+++ Data shown +++
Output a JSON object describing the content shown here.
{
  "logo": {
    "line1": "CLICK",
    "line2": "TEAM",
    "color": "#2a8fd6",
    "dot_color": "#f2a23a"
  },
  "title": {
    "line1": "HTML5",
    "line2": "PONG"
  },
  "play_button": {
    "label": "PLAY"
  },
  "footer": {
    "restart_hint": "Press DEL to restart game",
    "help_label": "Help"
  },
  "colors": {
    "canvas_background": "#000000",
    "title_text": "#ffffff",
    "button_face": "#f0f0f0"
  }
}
+++
Return the entries above exactly as they appear.

--- Answer ---
Output a JSON object describing the content shown here.
{
  "logo": {
    "line1": "CLICK",
    "line2": "TEAM",
    "color": "#2a8fd6",
    "dot_color": "#f2a23a"
  },
  "title": {
    "line1": "HTML5",
    "line2": "PONG"
  },
  "play_button": {
    "label": "PLAY"
  },
  "footer": {
    "restart_hint": "Press DEL to restart game",
    "help_label": "Help"
  },
  "colors": {
    "canvas_background": "#000000",
    "title_text": "#ffffff",
    "button_face": "#f0f0f0"
  }
}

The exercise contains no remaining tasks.